◆ **Work to do**: Select each line where the word "lees" appears.

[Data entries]
[Start]

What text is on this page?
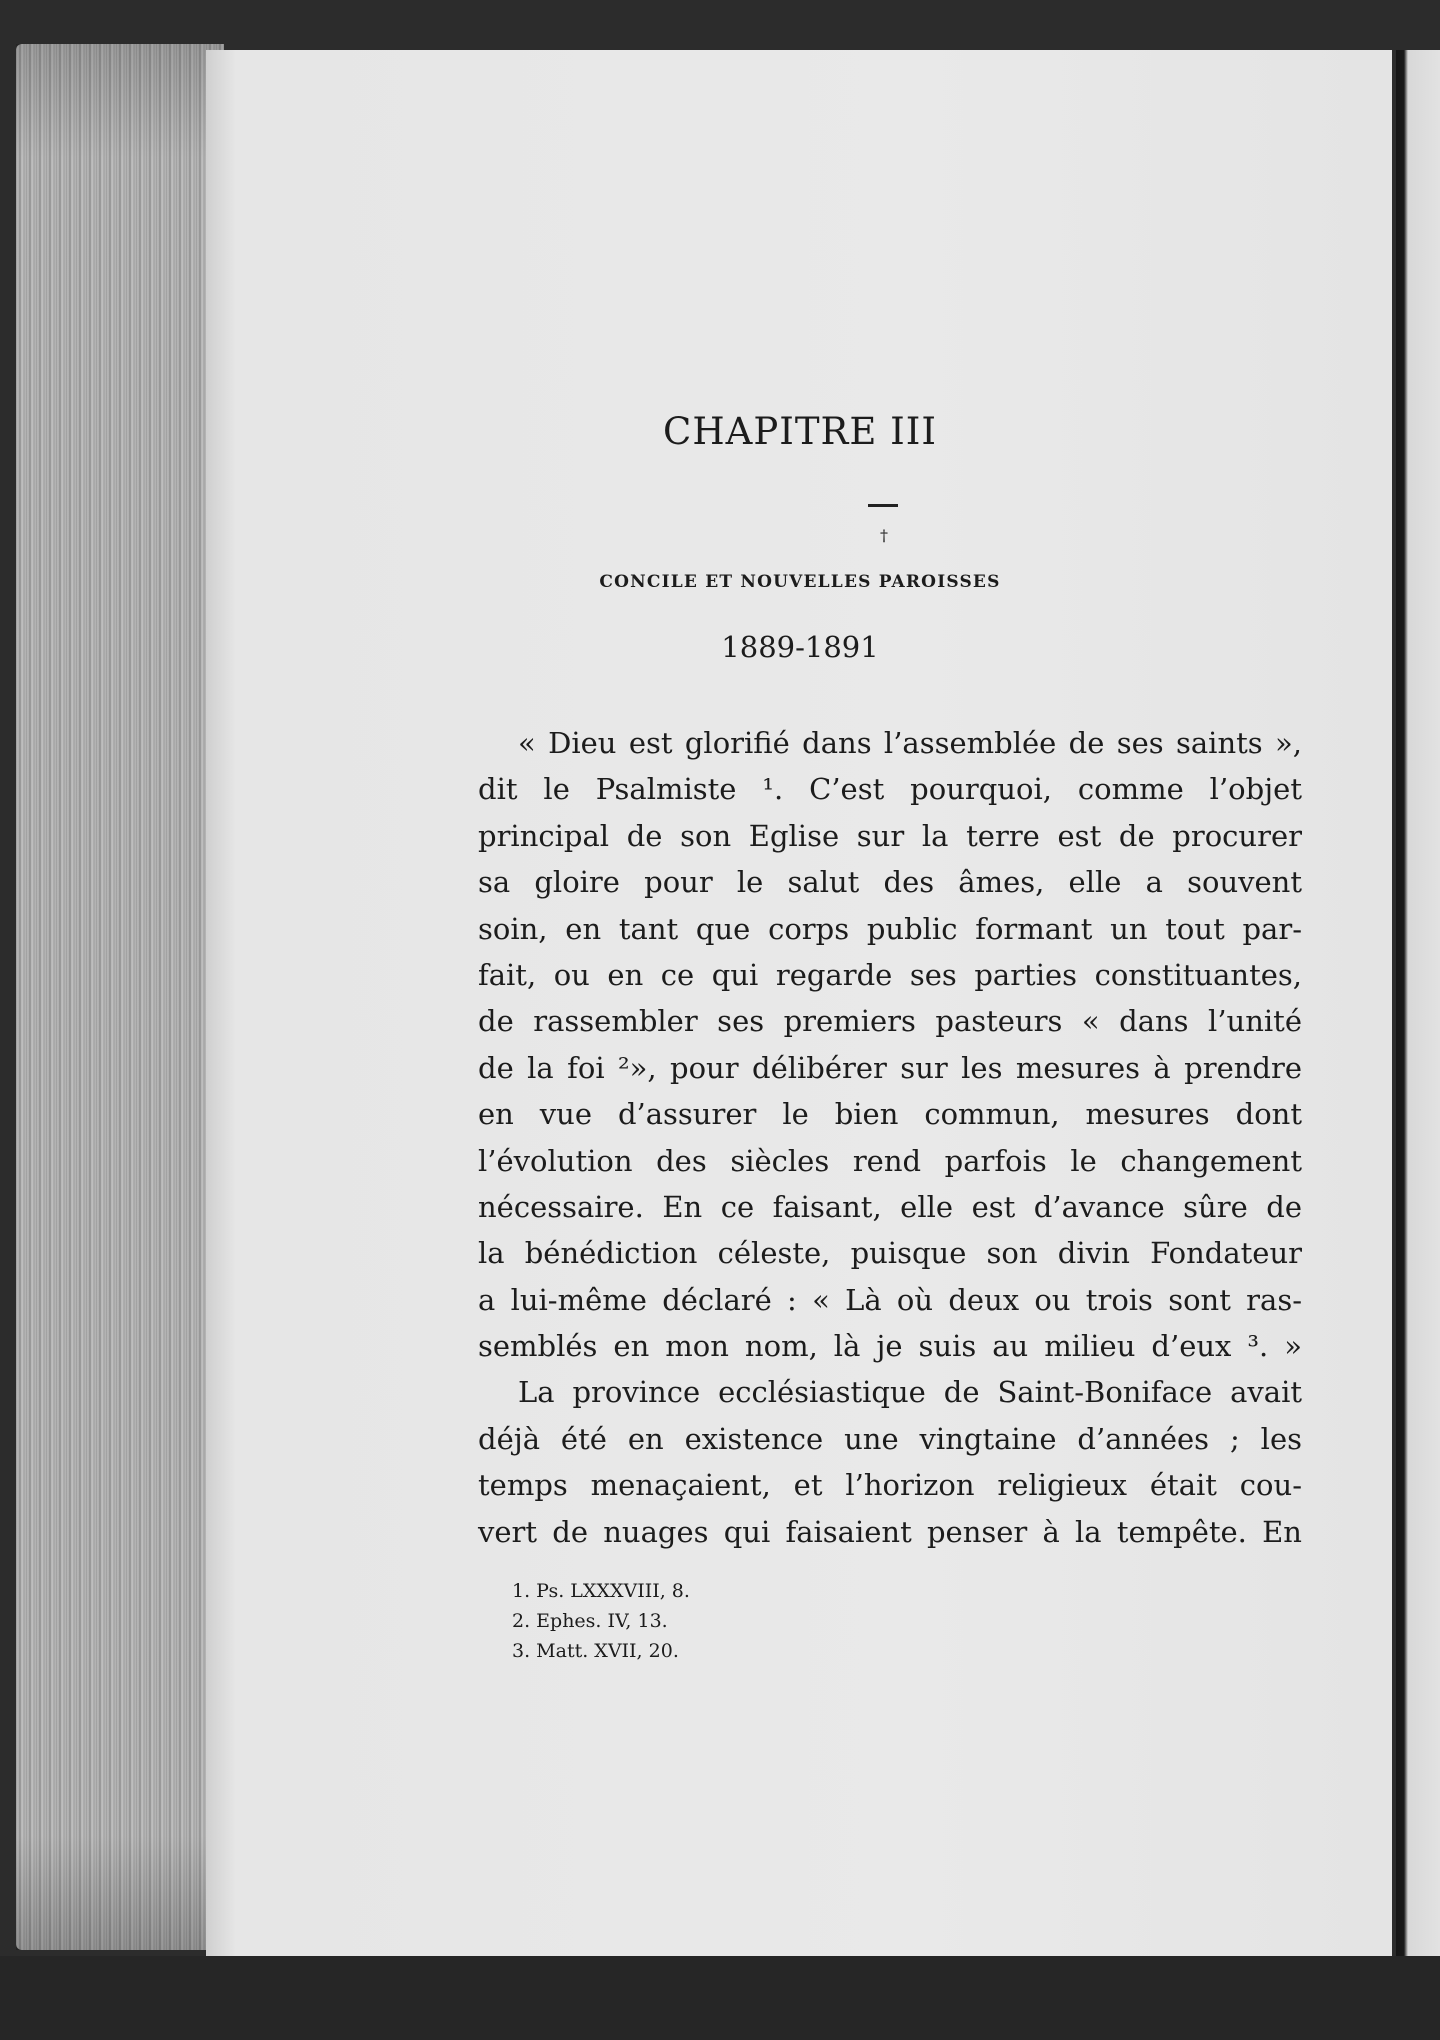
CHAPITRE III
†
CONCILE ET NOUVELLES PAROISSES
1889-1891
« Dieu est glorifié dans l’assemblée de ses saints »,
dit le Psalmiste ¹. C’est pourquoi, comme l’objet
principal de son Eglise sur la terre est de procurer
sa gloire pour le salut des âmes, elle a souvent
soin, en tant que corps public formant un tout par-
fait, ou en ce qui regarde ses parties constituantes,
de rassembler ses premiers pasteurs « dans l’unité
de la foi ²», pour délibérer sur les mesures à prendre
en vue d’assurer le bien commun, mesures dont
l’évolution des siècles rend parfois le changement
nécessaire. En ce faisant, elle est d’avance sûre de
la bénédiction céleste, puisque son divin Fondateur
a lui-même déclaré : « Là où deux ou trois sont ras-
semblés en mon nom, là je suis au milieu d’eux ³. »
La province ecclésiastique de Saint-Boniface avait
déjà été en existence une vingtaine d’années ; les
temps menaçaient, et l’horizon religieux était cou-
vert de nuages qui faisaient penser à la tempête. En
1. Ps. LXXXVIII, 8.
2. Ephes. IV, 13.
3. Matt. XVII, 20.
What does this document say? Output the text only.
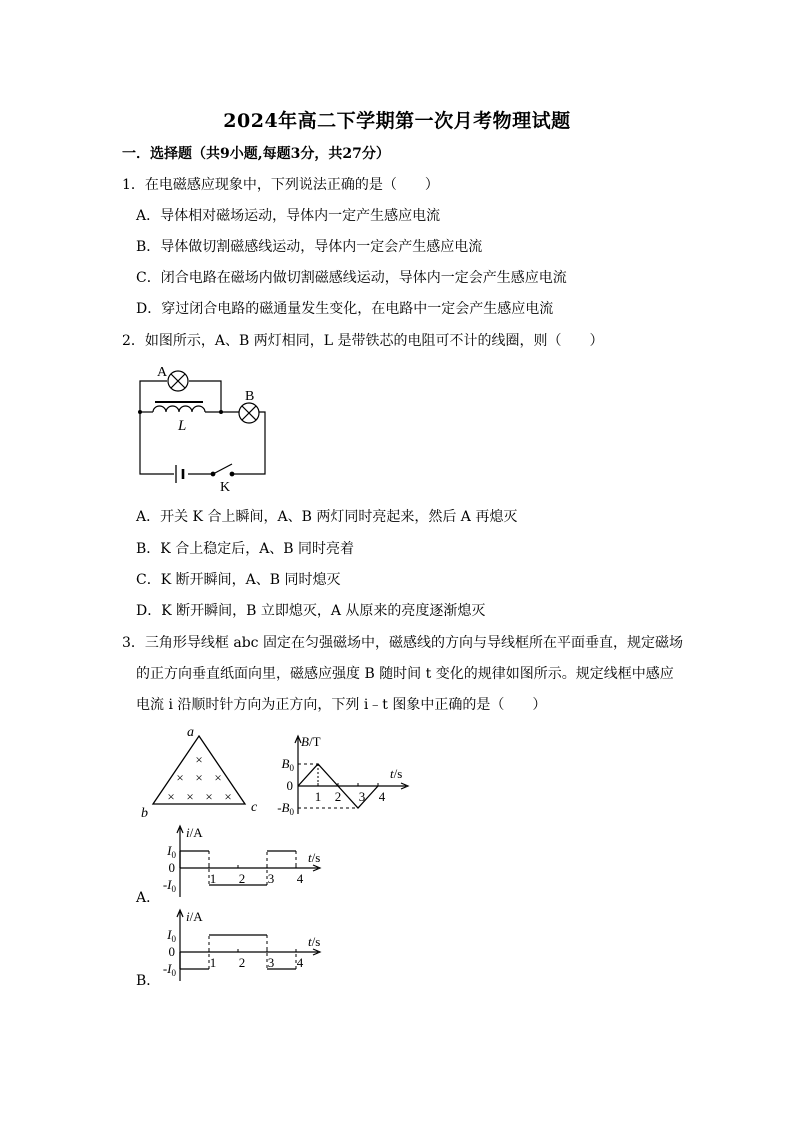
2024年高二下学期第一次月考物理试题
一．选择题（共9小题,每题3分，共27分）
1．在电磁感应现象中，下列说法正确的是（　　）
A．导体相对磁场运动，导体内一定产生感应电流
B．导体做切割磁感线运动，导体内一定会产生感应电流
C．闭合电路在磁场内做切割磁感线运动，导体内一定会产生感应电流
D．穿过闭合电路的磁通量发生变化，在电路中一定会产生感应电流
2．如图所示，A、B 两灯相同，L 是带铁芯的电阻可不计的线圈，则（　　）
A
B
L
K
A．开关 K 合上瞬间，A、B 两灯同时亮起来，然后 A 再熄灭
B．K 合上稳定后，A、B 同时亮着
C．K 断开瞬间，A、B 同时熄灭
D．K 断开瞬间，B 立即熄灭，A 从原来的亮度逐渐熄灭
3．三角形导线框 abc 固定在匀强磁场中，磁感线的方向与导线框所在平面垂直，规定磁场
的正方向垂直纸面向里，磁感应强度 B 随时间 t 变化的规律如图所示。规定线框中感应
电流 i 沿顺时针方向为正方向，下列 i﹣t 图象中正确的是（　　）
a
b	c
×
× × ×
× × × ×
B/T
t/s
$B_0$
$-B_0$
0
1 2 3 4
A．
i/A
t/s
$I_0$
$-I_0$
0
1 2 3 4
B．
i/A
t/s
$I_0$
$-I_0$
0
1 2 3 4
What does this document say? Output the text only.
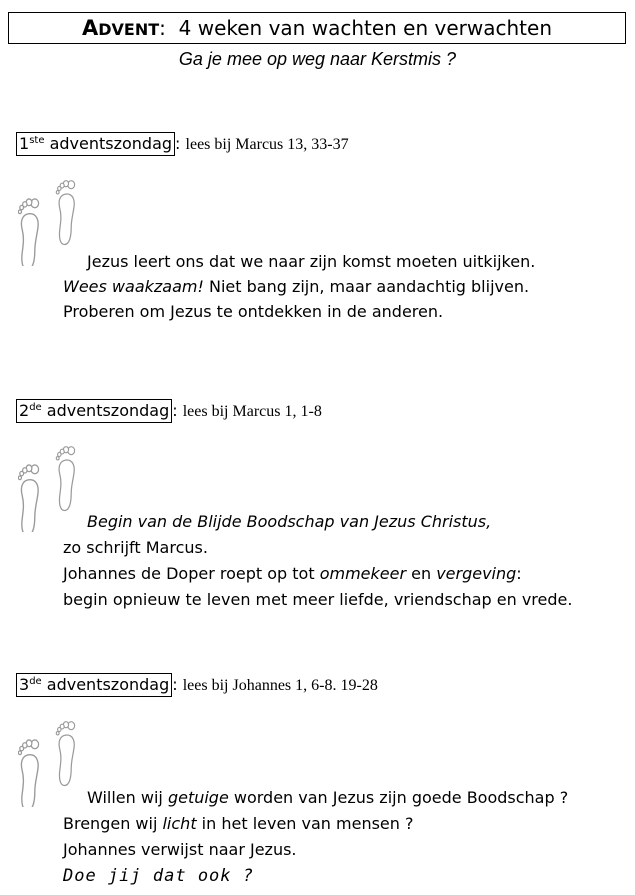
ADVENT: 4 weken van wachten en verwachten
Ga je mee op weg naar Kerstmis ?
1ste adventszondag : lees bij Marcus 13, 33-37
Jezus leert ons dat we naar zijn komst moeten uitkijken.
Wees waakzaam! Niet bang zijn, maar aandachtig blijven.
Proberen om Jezus te ontdekken in de anderen.
2de adventszondag : lees bij Marcus 1, 1-8
Begin van de Blijde Boodschap van Jezus Christus,
zo schrijft Marcus.
Johannes de Doper roept op tot ommekeer en vergeving:
begin opnieuw te leven met meer liefde, vriendschap en vrede.
3de adventszondag : lees bij Johannes 1, 6-8. 19-28
Willen wij getuige worden van Jezus zijn goede Boodschap ?
Brengen wij licht in het leven van mensen ?
Johannes verwijst naar Jezus.
Doe jij dat ook ?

[End]

◆ **Solution to this task**:
1ste adventszondag : lees bij Marcus 13, 33-37
2de adventszondag : lees bij Marcus 1, 1-8
3de adventszondag : lees bij Johannes 1, 6-8. 19-28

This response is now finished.